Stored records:
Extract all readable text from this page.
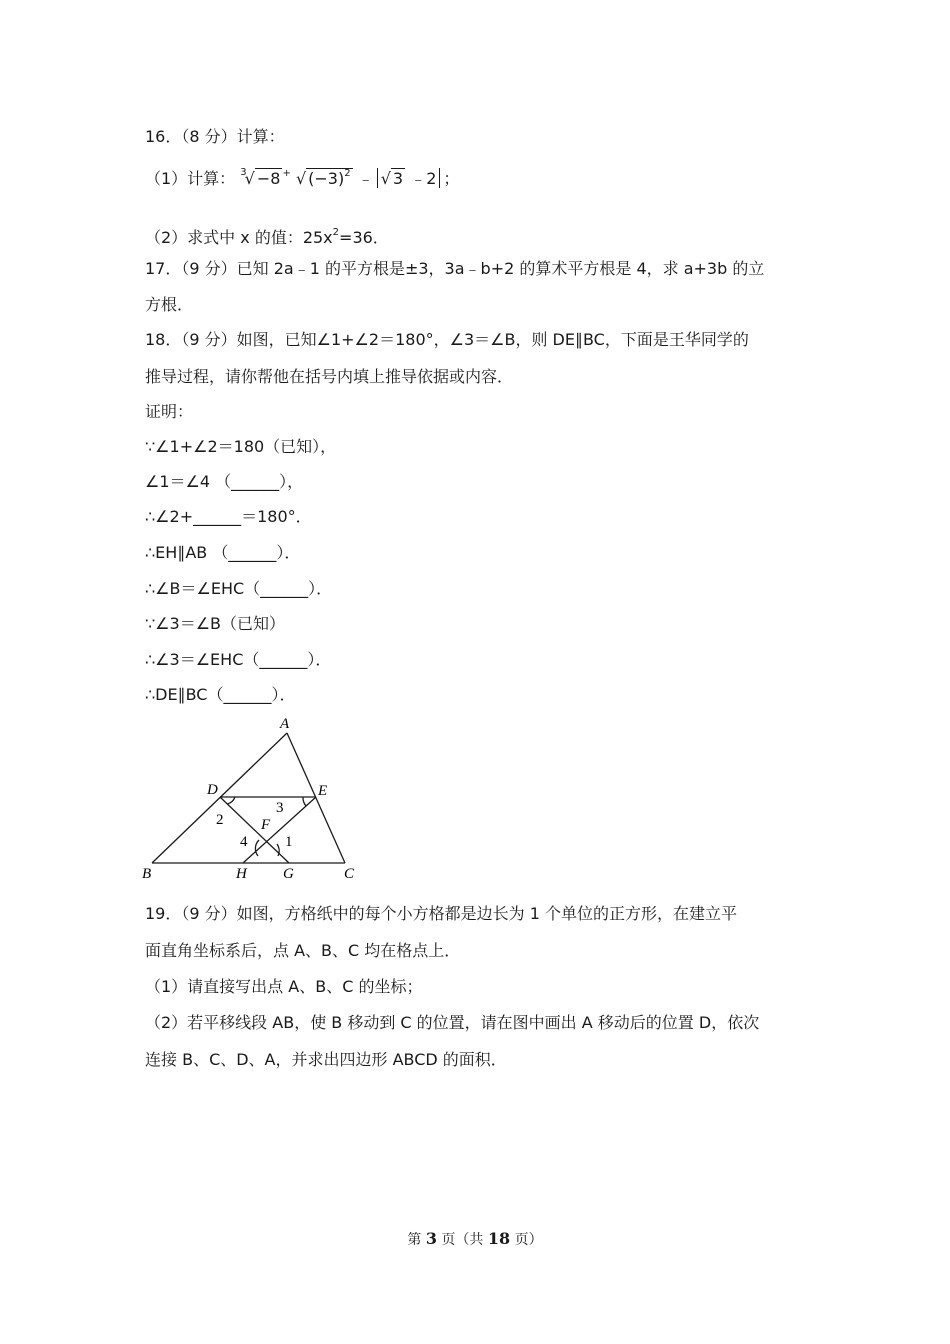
16．（8 分）计算：
（1）计算： $^3$√ −8 + √ $(-3)^2$ ﹣ √ 3 ﹣2 ；
（2）求式中 x 的值：$25x^2=36$．
17．（9 分）已知 2a﹣1 的平方根是±3，3a﹣b+2 的算术平方根是 4，求 a+3b 的立
方根．
18．（9 分）如图，已知∠1+∠2＝180°，∠3＝∠B，则 DE∥BC，下面是王华同学的
推导过程，请你帮他在括号内填上推导依据或内容．
证明：
∵∠1+∠2＝180（已知），
∠1＝∠4 （______），
∴∠2+______＝180°．
∴EH∥AB （______）．
∴∠B＝∠EHC（______）．
∵∠3＝∠B（已知）
∴∠3＝∠EHC（______）．
∴DE∥BC（______）．
A
B	C
D	E
F
G
H
2
3
4	1
19．（9 分）如图，方格纸中的每个小方格都是边长为 1 个单位的正方形，在建立平
面直角坐标系后，点 A、B、C 均在格点上．
（1）请直接写出点 A、B、C 的坐标；
（2）若平移线段 AB，使 B 移动到 C 的位置，请在图中画出 A 移动后的位置 D，依次
连接 B、C、D、A，并求出四边形 ABCD 的面积．
第 3 页（共 18 页）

**Task to carry out:** Transcribe the records above exactly, leaving out every picture.

**Answer to this exercise:**
Extract all readable text from this page.
16．（8 分）计算：
（1）计算： $^3$√ −8 + √ $(-3)^2$ ﹣ √ 3 ﹣2 ；
（2）求式中 x 的值：$25x^2=36$．
17．（9 分）已知 2a﹣1 的平方根是±3，3a﹣b+2 的算术平方根是 4，求 a+3b 的立
方根．
18．（9 分）如图，已知∠1+∠2＝180°，∠3＝∠B，则 DE∥BC，下面是王华同学的
推导过程，请你帮他在括号内填上推导依据或内容．
证明：
∵∠1+∠2＝180（已知），
∠1＝∠4 （______），
∴∠2+______＝180°．
∴EH∥AB （______）．
∴∠B＝∠EHC（______）．
∵∠3＝∠B（已知）
∴∠3＝∠EHC（______）．
∴DE∥BC（______）．
A
B	C
D	E
F
G
H
2
3
4	1
19．（9 分）如图，方格纸中的每个小方格都是边长为 1 个单位的正方形，在建立平
面直角坐标系后，点 A、B、C 均在格点上．
（1）请直接写出点 A、B、C 的坐标；
（2）若平移线段 AB，使 B 移动到 C 的位置，请在图中画出 A 移动后的位置 D，依次
连接 B、C、D、A，并求出四边形 ABCD 的面积．
第 3 页（共 18 页）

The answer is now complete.